Report how many lines of the entries below contain the word "title", and nothing more.

Dataset items:

[Begin]

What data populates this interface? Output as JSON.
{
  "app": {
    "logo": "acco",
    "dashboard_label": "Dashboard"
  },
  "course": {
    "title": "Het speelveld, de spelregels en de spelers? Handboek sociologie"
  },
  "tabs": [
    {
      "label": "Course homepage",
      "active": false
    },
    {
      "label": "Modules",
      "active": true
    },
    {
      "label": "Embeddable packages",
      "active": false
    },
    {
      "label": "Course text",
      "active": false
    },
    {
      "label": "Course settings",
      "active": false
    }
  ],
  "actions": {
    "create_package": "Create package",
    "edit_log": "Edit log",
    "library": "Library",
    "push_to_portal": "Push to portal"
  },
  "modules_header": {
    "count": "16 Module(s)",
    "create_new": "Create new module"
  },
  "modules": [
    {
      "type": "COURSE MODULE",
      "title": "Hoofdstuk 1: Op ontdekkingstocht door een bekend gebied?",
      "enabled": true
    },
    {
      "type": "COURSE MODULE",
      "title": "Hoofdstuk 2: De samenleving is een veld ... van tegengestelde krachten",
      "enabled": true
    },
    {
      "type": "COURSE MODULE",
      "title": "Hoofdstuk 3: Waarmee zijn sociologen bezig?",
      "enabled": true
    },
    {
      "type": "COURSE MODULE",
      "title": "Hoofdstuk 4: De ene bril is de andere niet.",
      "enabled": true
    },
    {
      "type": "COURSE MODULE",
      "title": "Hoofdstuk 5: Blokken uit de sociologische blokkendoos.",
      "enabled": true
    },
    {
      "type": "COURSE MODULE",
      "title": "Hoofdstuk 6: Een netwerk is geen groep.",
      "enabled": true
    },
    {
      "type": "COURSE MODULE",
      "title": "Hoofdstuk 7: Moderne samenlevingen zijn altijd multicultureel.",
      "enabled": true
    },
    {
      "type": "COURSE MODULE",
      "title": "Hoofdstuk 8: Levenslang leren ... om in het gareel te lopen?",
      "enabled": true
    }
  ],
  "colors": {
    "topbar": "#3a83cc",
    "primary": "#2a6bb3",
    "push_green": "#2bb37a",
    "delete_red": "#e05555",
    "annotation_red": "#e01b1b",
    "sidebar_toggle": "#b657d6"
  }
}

[End]

Exercise output:
9